STATED EXERCISE:
Transcribe each record below word for word.
Begin INPUT FOR THIS TASK
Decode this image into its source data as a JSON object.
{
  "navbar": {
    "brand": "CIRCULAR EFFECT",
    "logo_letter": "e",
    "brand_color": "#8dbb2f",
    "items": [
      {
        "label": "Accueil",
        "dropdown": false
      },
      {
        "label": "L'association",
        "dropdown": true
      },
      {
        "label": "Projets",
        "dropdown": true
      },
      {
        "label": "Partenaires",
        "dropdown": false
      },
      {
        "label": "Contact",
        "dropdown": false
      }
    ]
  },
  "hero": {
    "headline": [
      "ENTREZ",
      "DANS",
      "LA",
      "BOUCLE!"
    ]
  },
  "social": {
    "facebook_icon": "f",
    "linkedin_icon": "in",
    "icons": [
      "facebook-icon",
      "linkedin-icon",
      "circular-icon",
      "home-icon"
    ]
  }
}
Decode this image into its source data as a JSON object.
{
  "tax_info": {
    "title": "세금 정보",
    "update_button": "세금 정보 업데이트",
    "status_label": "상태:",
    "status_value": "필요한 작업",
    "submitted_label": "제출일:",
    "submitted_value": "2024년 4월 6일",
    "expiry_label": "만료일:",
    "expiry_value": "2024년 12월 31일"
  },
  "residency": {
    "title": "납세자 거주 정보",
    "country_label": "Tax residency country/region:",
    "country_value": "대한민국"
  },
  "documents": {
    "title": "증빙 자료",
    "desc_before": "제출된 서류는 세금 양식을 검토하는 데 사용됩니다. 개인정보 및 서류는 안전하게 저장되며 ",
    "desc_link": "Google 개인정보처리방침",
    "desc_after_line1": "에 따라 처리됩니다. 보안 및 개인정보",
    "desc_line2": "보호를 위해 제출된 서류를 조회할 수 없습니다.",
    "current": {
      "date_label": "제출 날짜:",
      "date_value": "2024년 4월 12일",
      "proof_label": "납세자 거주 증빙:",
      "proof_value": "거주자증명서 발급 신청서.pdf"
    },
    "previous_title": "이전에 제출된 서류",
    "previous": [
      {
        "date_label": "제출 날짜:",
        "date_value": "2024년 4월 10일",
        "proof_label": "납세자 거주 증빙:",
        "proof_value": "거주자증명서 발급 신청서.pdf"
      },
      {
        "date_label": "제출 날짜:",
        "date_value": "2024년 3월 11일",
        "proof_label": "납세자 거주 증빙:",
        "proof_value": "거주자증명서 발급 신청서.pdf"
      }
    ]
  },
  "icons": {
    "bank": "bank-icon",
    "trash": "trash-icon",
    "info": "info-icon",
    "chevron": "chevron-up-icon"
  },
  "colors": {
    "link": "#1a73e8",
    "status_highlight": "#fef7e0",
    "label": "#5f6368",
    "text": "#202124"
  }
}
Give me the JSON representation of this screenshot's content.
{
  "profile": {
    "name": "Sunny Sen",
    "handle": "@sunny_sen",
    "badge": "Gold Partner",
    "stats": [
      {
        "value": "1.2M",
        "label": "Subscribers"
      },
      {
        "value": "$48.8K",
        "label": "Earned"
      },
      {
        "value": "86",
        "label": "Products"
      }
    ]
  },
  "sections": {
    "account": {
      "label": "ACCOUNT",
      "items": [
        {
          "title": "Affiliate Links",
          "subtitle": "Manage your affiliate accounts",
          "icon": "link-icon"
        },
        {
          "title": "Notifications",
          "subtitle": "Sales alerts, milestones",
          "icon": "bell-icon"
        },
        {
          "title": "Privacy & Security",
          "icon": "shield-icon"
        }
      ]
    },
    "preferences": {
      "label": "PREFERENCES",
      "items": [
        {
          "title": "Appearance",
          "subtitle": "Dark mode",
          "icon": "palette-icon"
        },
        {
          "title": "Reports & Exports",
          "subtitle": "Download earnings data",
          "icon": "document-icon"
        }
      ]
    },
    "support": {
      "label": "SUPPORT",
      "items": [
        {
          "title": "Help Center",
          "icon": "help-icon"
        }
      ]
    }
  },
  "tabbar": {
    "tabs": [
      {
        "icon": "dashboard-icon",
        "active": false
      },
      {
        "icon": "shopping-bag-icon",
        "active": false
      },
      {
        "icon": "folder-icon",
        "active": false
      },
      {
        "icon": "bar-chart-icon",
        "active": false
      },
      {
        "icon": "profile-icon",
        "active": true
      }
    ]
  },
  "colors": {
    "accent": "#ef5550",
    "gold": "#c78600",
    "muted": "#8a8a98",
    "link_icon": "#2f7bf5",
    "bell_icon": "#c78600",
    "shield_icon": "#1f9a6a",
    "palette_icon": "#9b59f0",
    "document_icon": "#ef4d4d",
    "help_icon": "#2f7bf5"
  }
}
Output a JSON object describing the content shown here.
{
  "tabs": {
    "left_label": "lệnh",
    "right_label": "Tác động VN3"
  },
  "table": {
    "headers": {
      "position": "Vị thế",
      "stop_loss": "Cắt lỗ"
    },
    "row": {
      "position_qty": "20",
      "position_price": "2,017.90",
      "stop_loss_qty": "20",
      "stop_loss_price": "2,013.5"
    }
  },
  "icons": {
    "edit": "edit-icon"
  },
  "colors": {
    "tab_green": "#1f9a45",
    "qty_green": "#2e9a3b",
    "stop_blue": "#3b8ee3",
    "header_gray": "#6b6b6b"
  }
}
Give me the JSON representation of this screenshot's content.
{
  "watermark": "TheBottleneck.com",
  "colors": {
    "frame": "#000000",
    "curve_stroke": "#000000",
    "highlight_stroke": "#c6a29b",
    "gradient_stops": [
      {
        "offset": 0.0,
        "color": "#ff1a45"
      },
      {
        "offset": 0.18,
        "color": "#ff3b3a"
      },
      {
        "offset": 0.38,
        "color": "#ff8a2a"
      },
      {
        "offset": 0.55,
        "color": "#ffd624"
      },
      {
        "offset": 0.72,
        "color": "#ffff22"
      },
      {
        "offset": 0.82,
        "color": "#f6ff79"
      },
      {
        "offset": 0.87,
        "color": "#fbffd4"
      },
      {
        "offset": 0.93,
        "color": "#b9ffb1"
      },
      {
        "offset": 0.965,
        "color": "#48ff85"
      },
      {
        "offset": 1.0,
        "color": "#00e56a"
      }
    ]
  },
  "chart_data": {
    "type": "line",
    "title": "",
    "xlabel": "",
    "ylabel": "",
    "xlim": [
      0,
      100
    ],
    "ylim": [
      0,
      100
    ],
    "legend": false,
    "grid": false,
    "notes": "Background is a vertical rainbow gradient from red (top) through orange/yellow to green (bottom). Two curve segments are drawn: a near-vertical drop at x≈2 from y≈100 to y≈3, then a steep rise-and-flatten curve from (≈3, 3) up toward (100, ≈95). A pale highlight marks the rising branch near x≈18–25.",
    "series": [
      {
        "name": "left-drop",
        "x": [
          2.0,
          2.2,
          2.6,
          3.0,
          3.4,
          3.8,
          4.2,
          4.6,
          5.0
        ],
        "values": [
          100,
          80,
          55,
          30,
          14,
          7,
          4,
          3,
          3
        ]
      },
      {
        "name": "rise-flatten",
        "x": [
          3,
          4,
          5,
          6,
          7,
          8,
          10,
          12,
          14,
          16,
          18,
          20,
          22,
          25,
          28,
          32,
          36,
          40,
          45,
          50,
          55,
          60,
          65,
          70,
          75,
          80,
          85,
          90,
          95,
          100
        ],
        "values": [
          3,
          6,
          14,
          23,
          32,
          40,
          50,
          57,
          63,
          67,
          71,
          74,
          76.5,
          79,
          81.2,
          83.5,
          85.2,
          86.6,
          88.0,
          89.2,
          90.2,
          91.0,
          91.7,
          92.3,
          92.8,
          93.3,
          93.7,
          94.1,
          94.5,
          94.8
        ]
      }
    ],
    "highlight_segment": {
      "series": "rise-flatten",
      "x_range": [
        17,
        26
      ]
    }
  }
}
End INPUT FOR THIS TASK
RESULT FOR THIS EXERCISE:
Decode this image into its source data as a JSON object.
{
  "navbar": {
    "brand": "CIRCULAR EFFECT",
    "logo_letter": "e",
    "brand_color": "#8dbb2f",
    "items": [
      {
        "label": "Accueil",
        "dropdown": false
      },
      {
        "label": "L'association",
        "dropdown": true
      },
      {
        "label": "Projets",
        "dropdown": true
      },
      {
        "label": "Partenaires",
        "dropdown": false
      },
      {
        "label": "Contact",
        "dropdown": false
      }
    ]
  },
  "hero": {
    "headline": [
      "ENTREZ",
      "DANS",
      "LA",
      "BOUCLE!"
    ]
  },
  "social": {
    "facebook_icon": "f",
    "linkedin_icon": "in",
    "icons": [
      "facebook-icon",
      "linkedin-icon",
      "circular-icon",
      "home-icon"
    ]
  }
}
Decode this image into its source data as a JSON object.
{
  "tax_info": {
    "title": "세금 정보",
    "update_button": "세금 정보 업데이트",
    "status_label": "상태:",
    "status_value": "필요한 작업",
    "submitted_label": "제출일:",
    "submitted_value": "2024년 4월 6일",
    "expiry_label": "만료일:",
    "expiry_value": "2024년 12월 31일"
  },
  "residency": {
    "title": "납세자 거주 정보",
    "country_label": "Tax residency country/region:",
    "country_value": "대한민국"
  },
  "documents": {
    "title": "증빙 자료",
    "desc_before": "제출된 서류는 세금 양식을 검토하는 데 사용됩니다. 개인정보 및 서류는 안전하게 저장되며 ",
    "desc_link": "Google 개인정보처리방침",
    "desc_after_line1": "에 따라 처리됩니다. 보안 및 개인정보",
    "desc_line2": "보호를 위해 제출된 서류를 조회할 수 없습니다.",
    "current": {
      "date_label": "제출 날짜:",
      "date_value": "2024년 4월 12일",
      "proof_label": "납세자 거주 증빙:",
      "proof_value": "거주자증명서 발급 신청서.pdf"
    },
    "previous_title": "이전에 제출된 서류",
    "previous": [
      {
        "date_label": "제출 날짜:",
        "date_value": "2024년 4월 10일",
        "proof_label": "납세자 거주 증빙:",
        "proof_value": "거주자증명서 발급 신청서.pdf"
      },
      {
        "date_label": "제출 날짜:",
        "date_value": "2024년 3월 11일",
        "proof_label": "납세자 거주 증빙:",
        "proof_value": "거주자증명서 발급 신청서.pdf"
      }
    ]
  },
  "icons": {
    "bank": "bank-icon",
    "trash": "trash-icon",
    "info": "info-icon",
    "chevron": "chevron-up-icon"
  },
  "colors": {
    "link": "#1a73e8",
    "status_highlight": "#fef7e0",
    "label": "#5f6368",
    "text": "#202124"
  }
}
Give me the JSON representation of this screenshot's content.
{
  "profile": {
    "name": "Sunny Sen",
    "handle": "@sunny_sen",
    "badge": "Gold Partner",
    "stats": [
      {
        "value": "1.2M",
        "label": "Subscribers"
      },
      {
        "value": "$48.8K",
        "label": "Earned"
      },
      {
        "value": "86",
        "label": "Products"
      }
    ]
  },
  "sections": {
    "account": {
      "label": "ACCOUNT",
      "items": [
        {
          "title": "Affiliate Links",
          "subtitle": "Manage your affiliate accounts",
          "icon": "link-icon"
        },
        {
          "title": "Notifications",
          "subtitle": "Sales alerts, milestones",
          "icon": "bell-icon"
        },
        {
          "title": "Privacy & Security",
          "icon": "shield-icon"
        }
      ]
    },
    "preferences": {
      "label": "PREFERENCES",
      "items": [
        {
          "title": "Appearance",
          "subtitle": "Dark mode",
          "icon": "palette-icon"
        },
        {
          "title": "Reports & Exports",
          "subtitle": "Download earnings data",
          "icon": "document-icon"
        }
      ]
    },
    "support": {
      "label": "SUPPORT",
      "items": [
        {
          "title": "Help Center",
          "icon": "help-icon"
        }
      ]
    }
  },
  "tabbar": {
    "tabs": [
      {
        "icon": "dashboard-icon",
        "active": false
      },
      {
        "icon": "shopping-bag-icon",
        "active": false
      },
      {
        "icon": "folder-icon",
        "active": false
      },
      {
        "icon": "bar-chart-icon",
        "active": false
      },
      {
        "icon": "profile-icon",
        "active": true
      }
    ]
  },
  "colors": {
    "accent": "#ef5550",
    "gold": "#c78600",
    "muted": "#8a8a98",
    "link_icon": "#2f7bf5",
    "bell_icon": "#c78600",
    "shield_icon": "#1f9a6a",
    "palette_icon": "#9b59f0",
    "document_icon": "#ef4d4d",
    "help_icon": "#2f7bf5"
  }
}
Output a JSON object describing the content shown here.
{
  "tabs": {
    "left_label": "lệnh",
    "right_label": "Tác động VN3"
  },
  "table": {
    "headers": {
      "position": "Vị thế",
      "stop_loss": "Cắt lỗ"
    },
    "row": {
      "position_qty": "20",
      "position_price": "2,017.90",
      "stop_loss_qty": "20",
      "stop_loss_price": "2,013.5"
    }
  },
  "icons": {
    "edit": "edit-icon"
  },
  "colors": {
    "tab_green": "#1f9a45",
    "qty_green": "#2e9a3b",
    "stop_blue": "#3b8ee3",
    "header_gray": "#6b6b6b"
  }
}
Give me the JSON representation of this screenshot's content.
{
  "watermark": "TheBottleneck.com",
  "colors": {
    "frame": "#000000",
    "curve_stroke": "#000000",
    "highlight_stroke": "#c6a29b",
    "gradient_stops": [
      {
        "offset": 0.0,
        "color": "#ff1a45"
      },
      {
        "offset": 0.18,
        "color": "#ff3b3a"
      },
      {
        "offset": 0.38,
        "color": "#ff8a2a"
      },
      {
        "offset": 0.55,
        "color": "#ffd624"
      },
      {
        "offset": 0.72,
        "color": "#ffff22"
      },
      {
        "offset": 0.82,
        "color": "#f6ff79"
      },
      {
        "offset": 0.87,
        "color": "#fbffd4"
      },
      {
        "offset": 0.93,
        "color": "#b9ffb1"
      },
      {
        "offset": 0.965,
        "color": "#48ff85"
      },
      {
        "offset": 1.0,
        "color": "#00e56a"
      }
    ]
  },
  "chart_data": {
    "type": "line",
    "title": "",
    "xlabel": "",
    "ylabel": "",
    "xlim": [
      0,
      100
    ],
    "ylim": [
      0,
      100
    ],
    "legend": false,
    "grid": false,
    "notes": "Background is a vertical rainbow gradient from red (top) through orange/yellow to green (bottom). Two curve segments are drawn: a near-vertical drop at x≈2 from y≈100 to y≈3, then a steep rise-and-flatten curve from (≈3, 3) up toward (100, ≈95). A pale highlight marks the rising branch near x≈18–25.",
    "series": [
      {
        "name": "left-drop",
        "x": [
          2.0,
          2.2,
          2.6,
          3.0,
          3.4,
          3.8,
          4.2,
          4.6,
          5.0
        ],
        "values": [
          100,
          80,
          55,
          30,
          14,
          7,
          4,
          3,
          3
        ]
      },
      {
        "name": "rise-flatten",
        "x": [
          3,
          4,
          5,
          6,
          7,
          8,
          10,
          12,
          14,
          16,
          18,
          20,
          22,
          25,
          28,
          32,
          36,
          40,
          45,
          50,
          55,
          60,
          65,
          70,
          75,
          80,
          85,
          90,
          95,
          100
        ],
        "values": [
          3,
          6,
          14,
          23,
          32,
          40,
          50,
          57,
          63,
          67,
          71,
          74,
          76.5,
          79,
          81.2,
          83.5,
          85.2,
          86.6,
          88.0,
          89.2,
          90.2,
          91.0,
          91.7,
          92.3,
          92.8,
          93.3,
          93.7,
          94.1,
          94.5,
          94.8
        ]
      }
    ],
    "highlight_segment": {
      "series": "rise-flatten",
      "x_range": [
        17,
        26
      ]
    }
  }
}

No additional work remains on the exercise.